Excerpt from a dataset

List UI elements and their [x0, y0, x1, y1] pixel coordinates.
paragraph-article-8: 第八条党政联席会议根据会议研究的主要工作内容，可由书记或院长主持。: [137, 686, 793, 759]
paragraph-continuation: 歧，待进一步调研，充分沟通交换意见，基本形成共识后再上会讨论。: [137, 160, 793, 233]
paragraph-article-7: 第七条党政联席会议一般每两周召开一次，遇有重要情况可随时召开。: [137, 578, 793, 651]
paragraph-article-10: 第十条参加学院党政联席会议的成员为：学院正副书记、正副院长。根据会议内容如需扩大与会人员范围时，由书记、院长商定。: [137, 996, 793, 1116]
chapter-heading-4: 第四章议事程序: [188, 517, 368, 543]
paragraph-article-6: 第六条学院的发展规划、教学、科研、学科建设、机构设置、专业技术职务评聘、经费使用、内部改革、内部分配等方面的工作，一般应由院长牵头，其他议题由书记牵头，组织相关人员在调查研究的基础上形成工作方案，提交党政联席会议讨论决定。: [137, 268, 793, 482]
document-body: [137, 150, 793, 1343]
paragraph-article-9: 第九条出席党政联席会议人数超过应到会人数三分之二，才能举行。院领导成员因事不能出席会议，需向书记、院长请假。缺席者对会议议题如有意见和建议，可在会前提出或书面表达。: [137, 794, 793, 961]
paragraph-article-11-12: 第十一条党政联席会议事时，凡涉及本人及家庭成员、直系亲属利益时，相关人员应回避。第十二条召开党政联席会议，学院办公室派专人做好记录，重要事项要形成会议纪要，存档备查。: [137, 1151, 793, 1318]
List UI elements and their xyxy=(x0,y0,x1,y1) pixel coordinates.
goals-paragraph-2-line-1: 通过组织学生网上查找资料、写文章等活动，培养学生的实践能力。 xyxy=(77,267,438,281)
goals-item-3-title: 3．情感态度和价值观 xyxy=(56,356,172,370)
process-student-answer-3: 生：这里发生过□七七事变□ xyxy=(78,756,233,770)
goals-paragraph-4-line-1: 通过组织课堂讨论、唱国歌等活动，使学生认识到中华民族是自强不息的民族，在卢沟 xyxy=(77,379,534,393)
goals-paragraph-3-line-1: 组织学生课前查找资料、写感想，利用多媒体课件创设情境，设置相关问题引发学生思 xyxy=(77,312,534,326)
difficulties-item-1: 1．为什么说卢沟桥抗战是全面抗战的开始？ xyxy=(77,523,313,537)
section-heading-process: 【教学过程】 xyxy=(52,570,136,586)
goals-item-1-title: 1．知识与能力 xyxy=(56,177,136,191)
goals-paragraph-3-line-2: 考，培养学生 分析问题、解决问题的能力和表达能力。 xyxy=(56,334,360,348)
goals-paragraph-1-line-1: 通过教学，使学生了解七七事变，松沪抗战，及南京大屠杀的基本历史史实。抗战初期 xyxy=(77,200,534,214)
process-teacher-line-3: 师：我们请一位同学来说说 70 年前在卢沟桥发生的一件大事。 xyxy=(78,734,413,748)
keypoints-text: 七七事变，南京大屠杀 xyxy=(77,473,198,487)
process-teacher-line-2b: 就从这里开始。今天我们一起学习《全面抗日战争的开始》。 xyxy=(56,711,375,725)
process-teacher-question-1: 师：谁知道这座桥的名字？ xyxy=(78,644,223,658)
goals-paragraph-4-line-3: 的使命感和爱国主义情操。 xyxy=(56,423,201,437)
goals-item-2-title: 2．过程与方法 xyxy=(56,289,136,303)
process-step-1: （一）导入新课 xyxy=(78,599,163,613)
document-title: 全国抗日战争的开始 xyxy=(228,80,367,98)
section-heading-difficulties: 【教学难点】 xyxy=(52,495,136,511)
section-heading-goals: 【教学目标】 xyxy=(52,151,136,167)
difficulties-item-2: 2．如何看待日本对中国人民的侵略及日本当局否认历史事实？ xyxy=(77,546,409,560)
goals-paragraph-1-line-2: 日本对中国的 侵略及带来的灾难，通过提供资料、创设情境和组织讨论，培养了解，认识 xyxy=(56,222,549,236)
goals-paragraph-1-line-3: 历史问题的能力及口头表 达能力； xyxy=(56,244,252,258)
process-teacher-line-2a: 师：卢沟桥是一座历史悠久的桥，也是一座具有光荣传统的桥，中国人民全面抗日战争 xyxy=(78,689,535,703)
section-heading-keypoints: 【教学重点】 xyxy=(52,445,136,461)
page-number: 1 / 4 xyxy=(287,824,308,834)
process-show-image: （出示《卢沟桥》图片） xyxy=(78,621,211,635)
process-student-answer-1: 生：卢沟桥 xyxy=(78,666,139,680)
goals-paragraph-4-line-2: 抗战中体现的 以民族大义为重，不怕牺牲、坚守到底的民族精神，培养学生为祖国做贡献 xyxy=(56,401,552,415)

Written task
Retype, character for character, the portion of the entries above that runs from their first line through the line containing "goals-item-1-title: 1．知识与能力 xyxy=(56,177,136,191)", including both of those lines.

Written answer
List UI elements and their [x0, y0, x1, y1] pixel coordinates.
paragraph-article-8: 第八条党政联席会议根据会议研究的主要工作内容，可由书记或院长主持。: [137, 686, 793, 759]
paragraph-continuation: 歧，待进一步调研，充分沟通交换意见，基本形成共识后再上会讨论。: [137, 160, 793, 233]
paragraph-article-7: 第七条党政联席会议一般每两周召开一次，遇有重要情况可随时召开。: [137, 578, 793, 651]
paragraph-article-10: 第十条参加学院党政联席会议的成员为：学院正副书记、正副院长。根据会议内容如需扩大与会人员范围时，由书记、院长商定。: [137, 996, 793, 1116]
chapter-heading-4: 第四章议事程序: [188, 517, 368, 543]
paragraph-article-6: 第六条学院的发展规划、教学、科研、学科建设、机构设置、专业技术职务评聘、经费使用、内部改革、内部分配等方面的工作，一般应由院长牵头，其他议题由书记牵头，组织相关人员在调查研究的基础上形成工作方案，提交党政联席会议讨论决定。: [137, 268, 793, 482]
document-body: [137, 150, 793, 1343]
paragraph-article-9: 第九条出席党政联席会议人数超过应到会人数三分之二，才能举行。院领导成员因事不能出席会议，需向书记、院长请假。缺席者对会议议题如有意见和建议，可在会前提出或书面表达。: [137, 794, 793, 961]
paragraph-article-11-12: 第十一条党政联席会议事时，凡涉及本人及家庭成员、直系亲属利益时，相关人员应回避。第十二条召开党政联席会议，学院办公室派专人做好记录，重要事项要形成会议纪要，存档备查。: [137, 1151, 793, 1318]
List UI elements and their xyxy=(x0,y0,x1,y1) pixel coordinates.
goals-paragraph-2-line-1: 通过组织学生网上查找资料、写文章等活动，培养学生的实践能力。 xyxy=(77,267,438,281)
goals-item-3-title: 3．情感态度和价值观 xyxy=(56,356,172,370)
process-student-answer-3: 生：这里发生过□七七事变□ xyxy=(78,756,233,770)
goals-paragraph-4-line-1: 通过组织课堂讨论、唱国歌等活动，使学生认识到中华民族是自强不息的民族，在卢沟 xyxy=(77,379,534,393)
goals-paragraph-3-line-1: 组织学生课前查找资料、写感想，利用多媒体课件创设情境，设置相关问题引发学生思 xyxy=(77,312,534,326)
difficulties-item-1: 1．为什么说卢沟桥抗战是全面抗战的开始？ xyxy=(77,523,313,537)
section-heading-process: 【教学过程】 xyxy=(52,570,136,586)
goals-item-1-title: 1．知识与能力 xyxy=(56,177,136,191)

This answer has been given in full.